__Problem description__. Extract the text of each entry below exactly, leaving every image behind.

----

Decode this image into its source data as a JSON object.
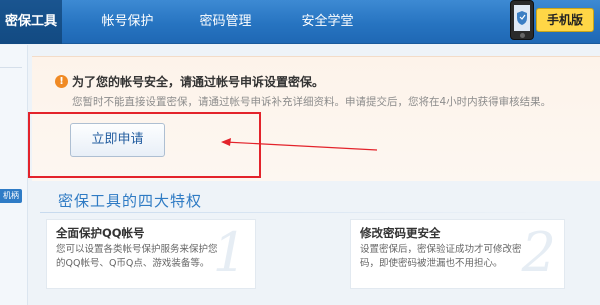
{
  "nav": {
    "tabs": [
      {
        "label": "密保工具",
        "active": true
      },
      {
        "label": "帐号保护",
        "active": false
      },
      {
        "label": "密码管理",
        "active": false
      },
      {
        "label": "安全学堂",
        "active": false
      }
    ],
    "mobile_label": "手机版"
  },
  "side": {
    "tag": "机柄"
  },
  "notice": {
    "icon": "warning-icon",
    "icon_glyph": "!",
    "title": "为了您的帐号安全，请通过帐号申诉设置密保。",
    "description": "您暂时不能直接设置密保，请通过帐号申诉补充详细资料。申请提交后，您将在4小时内获得审核结果。",
    "apply_button": "立即申请"
  },
  "features": {
    "title": "密保工具的四大特权",
    "cards": [
      {
        "number": "1",
        "heading": "全面保护QQ帐号",
        "text": "您可以设置各类帐号保护服务来保护您的QQ帐号、Q币Q点、游戏装备等。"
      },
      {
        "number": "2",
        "heading": "修改密码更安全",
        "text": "设置密保后，密保验证成功才可修改密码，即使密码被泄漏也不用担心。"
      }
    ]
  },
  "colors": {
    "nav_bg": "#2774c1",
    "accent": "#2f7bc4",
    "warning": "#f08a24",
    "highlight_box": "#e3232b"
  }
}
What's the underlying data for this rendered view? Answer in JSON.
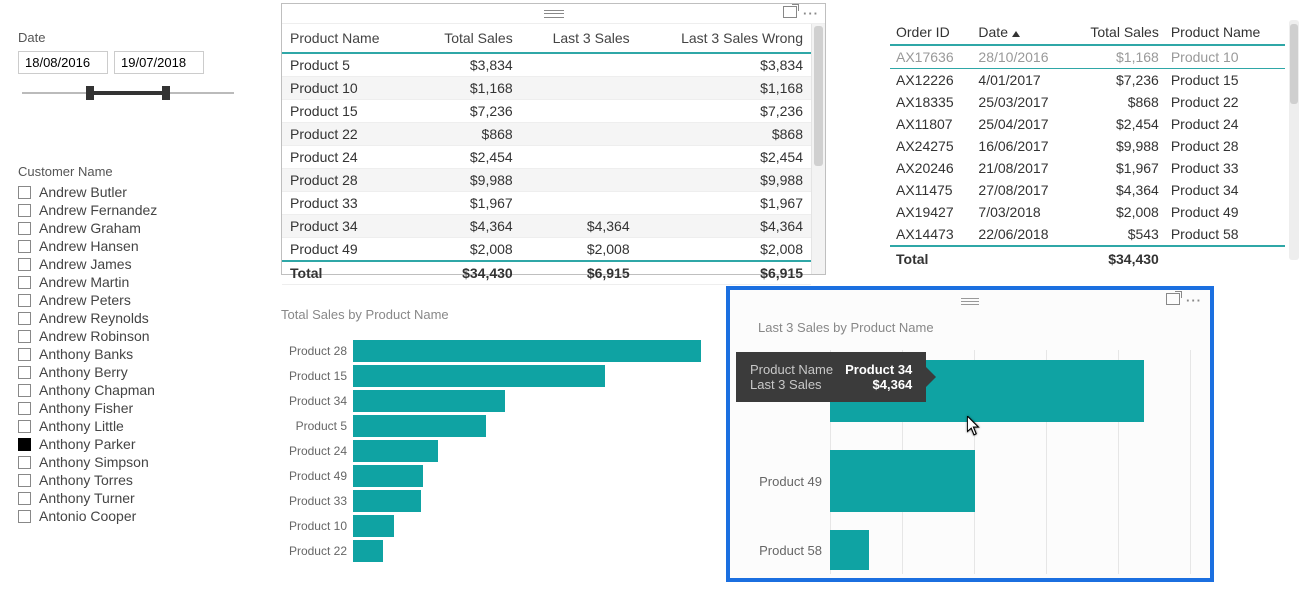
{
  "date_slicer": {
    "title": "Date",
    "from": "18/08/2016",
    "to": "19/07/2018",
    "fill_left_pct": 32,
    "fill_right_pct": 68
  },
  "customer_slicer": {
    "title": "Customer Name",
    "items": [
      {
        "label": "Andrew Butler",
        "selected": false
      },
      {
        "label": "Andrew Fernandez",
        "selected": false
      },
      {
        "label": "Andrew Graham",
        "selected": false
      },
      {
        "label": "Andrew Hansen",
        "selected": false
      },
      {
        "label": "Andrew James",
        "selected": false
      },
      {
        "label": "Andrew Martin",
        "selected": false
      },
      {
        "label": "Andrew Peters",
        "selected": false
      },
      {
        "label": "Andrew Reynolds",
        "selected": false
      },
      {
        "label": "Andrew Robinson",
        "selected": false
      },
      {
        "label": "Anthony Banks",
        "selected": false
      },
      {
        "label": "Anthony Berry",
        "selected": false
      },
      {
        "label": "Anthony Chapman",
        "selected": false
      },
      {
        "label": "Anthony Fisher",
        "selected": false
      },
      {
        "label": "Anthony Little",
        "selected": false
      },
      {
        "label": "Anthony Parker",
        "selected": true
      },
      {
        "label": "Anthony Simpson",
        "selected": false
      },
      {
        "label": "Anthony Torres",
        "selected": false
      },
      {
        "label": "Anthony Turner",
        "selected": false
      },
      {
        "label": "Antonio Cooper",
        "selected": false
      }
    ]
  },
  "product_table": {
    "columns": [
      "Product Name",
      "Total Sales",
      "Last 3 Sales",
      "Last 3 Sales Wrong"
    ],
    "rows": [
      {
        "name": "Product 5",
        "total": "$3,834",
        "l3": "",
        "l3w": "$3,834"
      },
      {
        "name": "Product 10",
        "total": "$1,168",
        "l3": "",
        "l3w": "$1,168"
      },
      {
        "name": "Product 15",
        "total": "$7,236",
        "l3": "",
        "l3w": "$7,236"
      },
      {
        "name": "Product 22",
        "total": "$868",
        "l3": "",
        "l3w": "$868"
      },
      {
        "name": "Product 24",
        "total": "$2,454",
        "l3": "",
        "l3w": "$2,454"
      },
      {
        "name": "Product 28",
        "total": "$9,988",
        "l3": "",
        "l3w": "$9,988"
      },
      {
        "name": "Product 33",
        "total": "$1,967",
        "l3": "",
        "l3w": "$1,967"
      },
      {
        "name": "Product 34",
        "total": "$4,364",
        "l3": "$4,364",
        "l3w": "$4,364"
      },
      {
        "name": "Product 49",
        "total": "$2,008",
        "l3": "$2,008",
        "l3w": "$2,008"
      }
    ],
    "totals": {
      "label": "Total",
      "total": "$34,430",
      "l3": "$6,915",
      "l3w": "$6,915"
    }
  },
  "orders_table": {
    "columns": [
      "Order ID",
      "Date",
      "Total Sales",
      "Product Name"
    ],
    "rows": [
      {
        "id": "AX17636",
        "date": "28/10/2016",
        "total": "$1,168",
        "pname": "Product 10",
        "dim": true
      },
      {
        "id": "AX12226",
        "date": "4/01/2017",
        "total": "$7,236",
        "pname": "Product 15"
      },
      {
        "id": "AX18335",
        "date": "25/03/2017",
        "total": "$868",
        "pname": "Product 22"
      },
      {
        "id": "AX11807",
        "date": "25/04/2017",
        "total": "$2,454",
        "pname": "Product 24"
      },
      {
        "id": "AX24275",
        "date": "16/06/2017",
        "total": "$9,988",
        "pname": "Product 28"
      },
      {
        "id": "AX20246",
        "date": "21/08/2017",
        "total": "$1,967",
        "pname": "Product 33"
      },
      {
        "id": "AX11475",
        "date": "27/08/2017",
        "total": "$4,364",
        "pname": "Product 34"
      },
      {
        "id": "AX19427",
        "date": "7/03/2018",
        "total": "$2,008",
        "pname": "Product 49"
      },
      {
        "id": "AX14473",
        "date": "22/06/2018",
        "total": "$543",
        "pname": "Product 58"
      }
    ],
    "totals": {
      "label": "Total",
      "total": "$34,430"
    }
  },
  "chart_data": [
    {
      "type": "bar",
      "title": "Total Sales by Product Name",
      "xlabel": "",
      "ylabel": "",
      "ylim": [
        0,
        10000
      ],
      "categories": [
        "Product 28",
        "Product 15",
        "Product 34",
        "Product 5",
        "Product 24",
        "Product 49",
        "Product 33",
        "Product 10",
        "Product 22"
      ],
      "values": [
        9988,
        7236,
        4364,
        3834,
        2454,
        2008,
        1967,
        1168,
        868
      ]
    },
    {
      "type": "bar",
      "title": "Last 3 Sales by Product Name",
      "xlabel": "",
      "ylabel": "",
      "ylim": [
        0,
        5000
      ],
      "categories": [
        "Product 34",
        "Product 49",
        "Product 58"
      ],
      "values": [
        4364,
        2008,
        543
      ]
    }
  ],
  "tooltip": {
    "rows": [
      {
        "label": "Product Name",
        "value": "Product 34"
      },
      {
        "label": "Last 3 Sales",
        "value": "$4,364"
      }
    ]
  },
  "colors": {
    "accent": "#0fa3a3",
    "select": "#1b6fe0"
  }
}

----

__Full solution__.
Decode this image into its source data as a JSON object.
{
  "nav": {
    "tabs": [
      {
        "label": "密保工具",
        "active": true
      },
      {
        "label": "帐号保护",
        "active": false
      },
      {
        "label": "密码管理",
        "active": false
      },
      {
        "label": "安全学堂",
        "active": false
      }
    ],
    "mobile_label": "手机版"
  },
  "side": {
    "tag": "机柄"
  },
  "notice": {
    "icon": "warning-icon",
    "icon_glyph": "!",
    "title": "为了您的帐号安全，请通过帐号申诉设置密保。",
    "description": "您暂时不能直接设置密保，请通过帐号申诉补充详细资料。申请提交后，您将在4小时内获得审核结果。",
    "apply_button": "立即申请"
  },
  "features": {
    "title": "密保工具的四大特权",
    "cards": [
      {
        "number": "1",
        "heading": "全面保护QQ帐号",
        "text": "您可以设置各类帐号保护服务来保护您的QQ帐号、Q币Q点、游戏装备等。"
      },
      {
        "number": "2",
        "heading": "修改密码更安全",
        "text": "设置密保后，密保验证成功才可修改密码，即使密码被泄漏也不用担心。"
      }
    ]
  },
  "colors": {
    "nav_bg": "#2774c1",
    "accent": "#2f7bc4",
    "warning": "#f08a24",
    "highlight_box": "#e3232b"
  }
}
What's the underlying data for this rendered view? Answer in JSON.
{
  "date_slicer": {
    "title": "Date",
    "from": "18/08/2016",
    "to": "19/07/2018",
    "fill_left_pct": 32,
    "fill_right_pct": 68
  },
  "customer_slicer": {
    "title": "Customer Name",
    "items": [
      {
        "label": "Andrew Butler",
        "selected": false
      },
      {
        "label": "Andrew Fernandez",
        "selected": false
      },
      {
        "label": "Andrew Graham",
        "selected": false
      },
      {
        "label": "Andrew Hansen",
        "selected": false
      },
      {
        "label": "Andrew James",
        "selected": false
      },
      {
        "label": "Andrew Martin",
        "selected": false
      },
      {
        "label": "Andrew Peters",
        "selected": false
      },
      {
        "label": "Andrew Reynolds",
        "selected": false
      },
      {
        "label": "Andrew Robinson",
        "selected": false
      },
      {
        "label": "Anthony Banks",
        "selected": false
      },
      {
        "label": "Anthony Berry",
        "selected": false
      },
      {
        "label": "Anthony Chapman",
        "selected": false
      },
      {
        "label": "Anthony Fisher",
        "selected": false
      },
      {
        "label": "Anthony Little",
        "selected": false
      },
      {
        "label": "Anthony Parker",
        "selected": true
      },
      {
        "label": "Anthony Simpson",
        "selected": false
      },
      {
        "label": "Anthony Torres",
        "selected": false
      },
      {
        "label": "Anthony Turner",
        "selected": false
      },
      {
        "label": "Antonio Cooper",
        "selected": false
      }
    ]
  },
  "product_table": {
    "columns": [
      "Product Name",
      "Total Sales",
      "Last 3 Sales",
      "Last 3 Sales Wrong"
    ],
    "rows": [
      {
        "name": "Product 5",
        "total": "$3,834",
        "l3": "",
        "l3w": "$3,834"
      },
      {
        "name": "Product 10",
        "total": "$1,168",
        "l3": "",
        "l3w": "$1,168"
      },
      {
        "name": "Product 15",
        "total": "$7,236",
        "l3": "",
        "l3w": "$7,236"
      },
      {
        "name": "Product 22",
        "total": "$868",
        "l3": "",
        "l3w": "$868"
      },
      {
        "name": "Product 24",
        "total": "$2,454",
        "l3": "",
        "l3w": "$2,454"
      },
      {
        "name": "Product 28",
        "total": "$9,988",
        "l3": "",
        "l3w": "$9,988"
      },
      {
        "name": "Product 33",
        "total": "$1,967",
        "l3": "",
        "l3w": "$1,967"
      },
      {
        "name": "Product 34",
        "total": "$4,364",
        "l3": "$4,364",
        "l3w": "$4,364"
      },
      {
        "name": "Product 49",
        "total": "$2,008",
        "l3": "$2,008",
        "l3w": "$2,008"
      }
    ],
    "totals": {
      "label": "Total",
      "total": "$34,430",
      "l3": "$6,915",
      "l3w": "$6,915"
    }
  },
  "orders_table": {
    "columns": [
      "Order ID",
      "Date",
      "Total Sales",
      "Product Name"
    ],
    "rows": [
      {
        "id": "AX17636",
        "date": "28/10/2016",
        "total": "$1,168",
        "pname": "Product 10",
        "dim": true
      },
      {
        "id": "AX12226",
        "date": "4/01/2017",
        "total": "$7,236",
        "pname": "Product 15"
      },
      {
        "id": "AX18335",
        "date": "25/03/2017",
        "total": "$868",
        "pname": "Product 22"
      },
      {
        "id": "AX11807",
        "date": "25/04/2017",
        "total": "$2,454",
        "pname": "Product 24"
      },
      {
        "id": "AX24275",
        "date": "16/06/2017",
        "total": "$9,988",
        "pname": "Product 28"
      },
      {
        "id": "AX20246",
        "date": "21/08/2017",
        "total": "$1,967",
        "pname": "Product 33"
      },
      {
        "id": "AX11475",
        "date": "27/08/2017",
        "total": "$4,364",
        "pname": "Product 34"
      },
      {
        "id": "AX19427",
        "date": "7/03/2018",
        "total": "$2,008",
        "pname": "Product 49"
      },
      {
        "id": "AX14473",
        "date": "22/06/2018",
        "total": "$543",
        "pname": "Product 58"
      }
    ],
    "totals": {
      "label": "Total",
      "total": "$34,430"
    }
  },
  "chart_data": [
    {
      "type": "bar",
      "title": "Total Sales by Product Name",
      "xlabel": "",
      "ylabel": "",
      "ylim": [
        0,
        10000
      ],
      "categories": [
        "Product 28",
        "Product 15",
        "Product 34",
        "Product 5",
        "Product 24",
        "Product 49",
        "Product 33",
        "Product 10",
        "Product 22"
      ],
      "values": [
        9988,
        7236,
        4364,
        3834,
        2454,
        2008,
        1967,
        1168,
        868
      ]
    },
    {
      "type": "bar",
      "title": "Last 3 Sales by Product Name",
      "xlabel": "",
      "ylabel": "",
      "ylim": [
        0,
        5000
      ],
      "categories": [
        "Product 34",
        "Product 49",
        "Product 58"
      ],
      "values": [
        4364,
        2008,
        543
      ]
    }
  ],
  "tooltip": {
    "rows": [
      {
        "label": "Product Name",
        "value": "Product 34"
      },
      {
        "label": "Last 3 Sales",
        "value": "$4,364"
      }
    ]
  },
  "colors": {
    "accent": "#0fa3a3",
    "select": "#1b6fe0"
  }
}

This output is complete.